* TASK TO COMPLETE *
Write out each entry again. Keep every word exactly as it is.

Items from a figure collection:

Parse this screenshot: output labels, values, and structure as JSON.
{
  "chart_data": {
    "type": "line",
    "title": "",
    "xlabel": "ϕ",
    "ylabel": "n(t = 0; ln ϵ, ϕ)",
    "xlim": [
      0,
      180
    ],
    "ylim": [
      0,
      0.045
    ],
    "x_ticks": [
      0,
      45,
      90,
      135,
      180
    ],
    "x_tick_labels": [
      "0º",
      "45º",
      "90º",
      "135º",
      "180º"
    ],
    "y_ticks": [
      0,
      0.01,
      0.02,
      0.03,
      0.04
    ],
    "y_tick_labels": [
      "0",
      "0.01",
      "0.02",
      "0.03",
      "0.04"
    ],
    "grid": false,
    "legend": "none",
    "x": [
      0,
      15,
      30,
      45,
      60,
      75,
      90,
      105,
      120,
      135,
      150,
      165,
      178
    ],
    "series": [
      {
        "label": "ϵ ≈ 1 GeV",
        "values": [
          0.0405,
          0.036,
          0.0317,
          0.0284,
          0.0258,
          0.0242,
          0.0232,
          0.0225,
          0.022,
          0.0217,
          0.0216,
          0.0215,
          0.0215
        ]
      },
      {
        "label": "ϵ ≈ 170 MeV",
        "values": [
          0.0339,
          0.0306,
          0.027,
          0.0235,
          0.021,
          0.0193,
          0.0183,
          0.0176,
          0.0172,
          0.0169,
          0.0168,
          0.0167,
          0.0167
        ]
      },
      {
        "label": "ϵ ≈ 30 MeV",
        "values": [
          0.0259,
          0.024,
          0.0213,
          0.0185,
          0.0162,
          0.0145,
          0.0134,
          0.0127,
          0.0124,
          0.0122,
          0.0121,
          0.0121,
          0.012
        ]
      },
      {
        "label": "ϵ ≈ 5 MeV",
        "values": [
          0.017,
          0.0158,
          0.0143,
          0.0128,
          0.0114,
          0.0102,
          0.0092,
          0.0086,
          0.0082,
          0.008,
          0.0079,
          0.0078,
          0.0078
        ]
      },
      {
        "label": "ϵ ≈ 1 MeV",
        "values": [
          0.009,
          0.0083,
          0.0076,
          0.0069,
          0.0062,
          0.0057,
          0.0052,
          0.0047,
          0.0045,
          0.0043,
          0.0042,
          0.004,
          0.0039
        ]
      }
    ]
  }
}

* CORRECT RESULT *
Parse this screenshot: output labels, values, and structure as JSON.
{
  "chart_data": {
    "type": "line",
    "title": "",
    "xlabel": "ϕ",
    "ylabel": "n(t = 0; ln ϵ, ϕ)",
    "xlim": [
      0,
      180
    ],
    "ylim": [
      0,
      0.045
    ],
    "x_ticks": [
      0,
      45,
      90,
      135,
      180
    ],
    "x_tick_labels": [
      "0º",
      "45º",
      "90º",
      "135º",
      "180º"
    ],
    "y_ticks": [
      0,
      0.01,
      0.02,
      0.03,
      0.04
    ],
    "y_tick_labels": [
      "0",
      "0.01",
      "0.02",
      "0.03",
      "0.04"
    ],
    "grid": false,
    "legend": "none",
    "x": [
      0,
      15,
      30,
      45,
      60,
      75,
      90,
      105,
      120,
      135,
      150,
      165,
      178
    ],
    "series": [
      {
        "label": "ϵ ≈ 1 GeV",
        "values": [
          0.0405,
          0.036,
          0.0317,
          0.0284,
          0.0258,
          0.0242,
          0.0232,
          0.0225,
          0.022,
          0.0217,
          0.0216,
          0.0215,
          0.0215
        ]
      },
      {
        "label": "ϵ ≈ 170 MeV",
        "values": [
          0.0339,
          0.0306,
          0.027,
          0.0235,
          0.021,
          0.0193,
          0.0183,
          0.0176,
          0.0172,
          0.0169,
          0.0168,
          0.0167,
          0.0167
        ]
      },
      {
        "label": "ϵ ≈ 30 MeV",
        "values": [
          0.0259,
          0.024,
          0.0213,
          0.0185,
          0.0162,
          0.0145,
          0.0134,
          0.0127,
          0.0124,
          0.0122,
          0.0121,
          0.0121,
          0.012
        ]
      },
      {
        "label": "ϵ ≈ 5 MeV",
        "values": [
          0.017,
          0.0158,
          0.0143,
          0.0128,
          0.0114,
          0.0102,
          0.0092,
          0.0086,
          0.0082,
          0.008,
          0.0079,
          0.0078,
          0.0078
        ]
      },
      {
        "label": "ϵ ≈ 1 MeV",
        "values": [
          0.009,
          0.0083,
          0.0076,
          0.0069,
          0.0062,
          0.0057,
          0.0052,
          0.0047,
          0.0045,
          0.0043,
          0.0042,
          0.004,
          0.0039
        ]
      }
    ]
  }
}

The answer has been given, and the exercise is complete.